→ WHAT IS BEING ASKED
The entries below should be output exactly as written.

-- Begin EXTRACTED MATERIAL --

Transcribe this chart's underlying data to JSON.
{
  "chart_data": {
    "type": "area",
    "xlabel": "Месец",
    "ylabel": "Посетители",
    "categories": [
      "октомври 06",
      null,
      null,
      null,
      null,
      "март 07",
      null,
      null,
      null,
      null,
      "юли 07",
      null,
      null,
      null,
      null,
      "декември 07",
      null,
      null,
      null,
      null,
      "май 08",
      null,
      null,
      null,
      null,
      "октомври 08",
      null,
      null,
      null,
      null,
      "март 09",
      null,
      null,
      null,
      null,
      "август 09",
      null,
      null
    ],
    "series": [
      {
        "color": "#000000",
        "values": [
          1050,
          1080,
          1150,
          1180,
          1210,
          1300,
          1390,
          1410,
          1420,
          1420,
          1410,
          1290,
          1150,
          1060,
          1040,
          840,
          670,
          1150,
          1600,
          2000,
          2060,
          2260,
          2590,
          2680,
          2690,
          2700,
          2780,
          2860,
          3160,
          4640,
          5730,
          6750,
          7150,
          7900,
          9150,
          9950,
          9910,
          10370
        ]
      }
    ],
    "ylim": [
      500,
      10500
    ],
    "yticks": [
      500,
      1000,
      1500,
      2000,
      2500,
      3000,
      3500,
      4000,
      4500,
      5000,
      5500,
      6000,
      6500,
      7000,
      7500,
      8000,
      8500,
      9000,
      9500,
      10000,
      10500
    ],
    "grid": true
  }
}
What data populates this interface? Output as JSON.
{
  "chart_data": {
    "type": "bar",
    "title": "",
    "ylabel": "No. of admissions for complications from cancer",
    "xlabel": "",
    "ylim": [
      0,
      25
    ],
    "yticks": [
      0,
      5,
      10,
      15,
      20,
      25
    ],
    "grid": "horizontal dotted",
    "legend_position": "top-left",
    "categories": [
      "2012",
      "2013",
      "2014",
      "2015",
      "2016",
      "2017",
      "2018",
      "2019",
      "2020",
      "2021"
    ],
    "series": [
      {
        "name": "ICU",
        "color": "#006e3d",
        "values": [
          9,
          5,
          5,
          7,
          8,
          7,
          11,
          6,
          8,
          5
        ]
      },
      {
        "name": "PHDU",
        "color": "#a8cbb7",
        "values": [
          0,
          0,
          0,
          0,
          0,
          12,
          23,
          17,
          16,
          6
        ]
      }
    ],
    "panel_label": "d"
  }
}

-- End EXTRACTED MATERIAL --

→ RESPONSE FOR THIS EXERCISE
Transcribe this chart's underlying data to JSON.
{
  "chart_data": {
    "type": "area",
    "xlabel": "Месец",
    "ylabel": "Посетители",
    "categories": [
      "октомври 06",
      null,
      null,
      null,
      null,
      "март 07",
      null,
      null,
      null,
      null,
      "юли 07",
      null,
      null,
      null,
      null,
      "декември 07",
      null,
      null,
      null,
      null,
      "май 08",
      null,
      null,
      null,
      null,
      "октомври 08",
      null,
      null,
      null,
      null,
      "март 09",
      null,
      null,
      null,
      null,
      "август 09",
      null,
      null
    ],
    "series": [
      {
        "color": "#000000",
        "values": [
          1050,
          1080,
          1150,
          1180,
          1210,
          1300,
          1390,
          1410,
          1420,
          1420,
          1410,
          1290,
          1150,
          1060,
          1040,
          840,
          670,
          1150,
          1600,
          2000,
          2060,
          2260,
          2590,
          2680,
          2690,
          2700,
          2780,
          2860,
          3160,
          4640,
          5730,
          6750,
          7150,
          7900,
          9150,
          9950,
          9910,
          10370
        ]
      }
    ],
    "ylim": [
      500,
      10500
    ],
    "yticks": [
      500,
      1000,
      1500,
      2000,
      2500,
      3000,
      3500,
      4000,
      4500,
      5000,
      5500,
      6000,
      6500,
      7000,
      7500,
      8000,
      8500,
      9000,
      9500,
      10000,
      10500
    ],
    "grid": true
  }
}
What data populates this interface? Output as JSON.
{
  "chart_data": {
    "type": "bar",
    "title": "",
    "ylabel": "No. of admissions for complications from cancer",
    "xlabel": "",
    "ylim": [
      0,
      25
    ],
    "yticks": [
      0,
      5,
      10,
      15,
      20,
      25
    ],
    "grid": "horizontal dotted",
    "legend_position": "top-left",
    "categories": [
      "2012",
      "2013",
      "2014",
      "2015",
      "2016",
      "2017",
      "2018",
      "2019",
      "2020",
      "2021"
    ],
    "series": [
      {
        "name": "ICU",
        "color": "#006e3d",
        "values": [
          9,
          5,
          5,
          7,
          8,
          7,
          11,
          6,
          8,
          5
        ]
      },
      {
        "name": "PHDU",
        "color": "#a8cbb7",
        "values": [
          0,
          0,
          0,
          0,
          0,
          12,
          23,
          17,
          16,
          6
        ]
      }
    ],
    "panel_label": "d"
  }
}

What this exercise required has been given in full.